What you need to do:
Repeat the listing word for word. No pictures belong in the copy.

※

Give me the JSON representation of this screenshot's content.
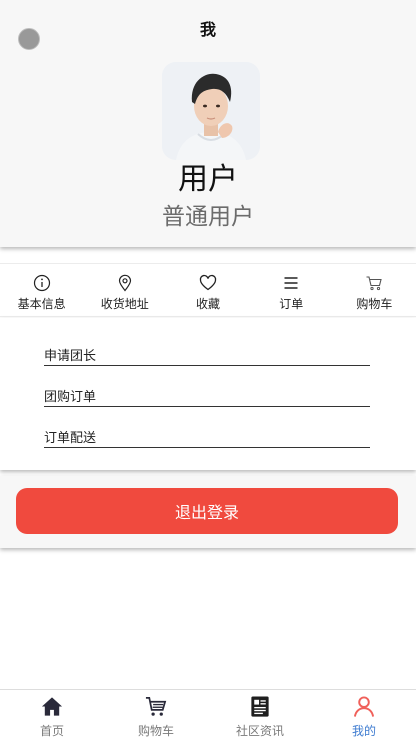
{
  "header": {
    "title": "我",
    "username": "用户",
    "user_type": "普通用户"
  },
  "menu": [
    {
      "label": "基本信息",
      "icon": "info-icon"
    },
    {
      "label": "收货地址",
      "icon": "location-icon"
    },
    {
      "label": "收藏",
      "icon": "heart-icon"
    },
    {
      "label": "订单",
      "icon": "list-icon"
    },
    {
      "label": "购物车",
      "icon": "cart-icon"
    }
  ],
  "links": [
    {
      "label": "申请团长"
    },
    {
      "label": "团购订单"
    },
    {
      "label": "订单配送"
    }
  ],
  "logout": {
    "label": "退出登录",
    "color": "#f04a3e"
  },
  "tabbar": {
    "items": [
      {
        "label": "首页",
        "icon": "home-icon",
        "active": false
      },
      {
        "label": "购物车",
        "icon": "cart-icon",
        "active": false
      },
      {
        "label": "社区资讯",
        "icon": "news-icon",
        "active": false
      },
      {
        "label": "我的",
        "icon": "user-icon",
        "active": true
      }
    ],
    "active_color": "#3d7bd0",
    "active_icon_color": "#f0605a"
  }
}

※

Written solution:
Give me the JSON representation of this screenshot's content.
{
  "header": {
    "title": "我",
    "username": "用户",
    "user_type": "普通用户"
  },
  "menu": [
    {
      "label": "基本信息",
      "icon": "info-icon"
    },
    {
      "label": "收货地址",
      "icon": "location-icon"
    },
    {
      "label": "收藏",
      "icon": "heart-icon"
    },
    {
      "label": "订单",
      "icon": "list-icon"
    },
    {
      "label": "购物车",
      "icon": "cart-icon"
    }
  ],
  "links": [
    {
      "label": "申请团长"
    },
    {
      "label": "团购订单"
    },
    {
      "label": "订单配送"
    }
  ],
  "logout": {
    "label": "退出登录",
    "color": "#f04a3e"
  },
  "tabbar": {
    "items": [
      {
        "label": "首页",
        "icon": "home-icon",
        "active": false
      },
      {
        "label": "购物车",
        "icon": "cart-icon",
        "active": false
      },
      {
        "label": "社区资讯",
        "icon": "news-icon",
        "active": false
      },
      {
        "label": "我的",
        "icon": "user-icon",
        "active": true
      }
    ],
    "active_color": "#3d7bd0",
    "active_icon_color": "#f0605a"
  }
}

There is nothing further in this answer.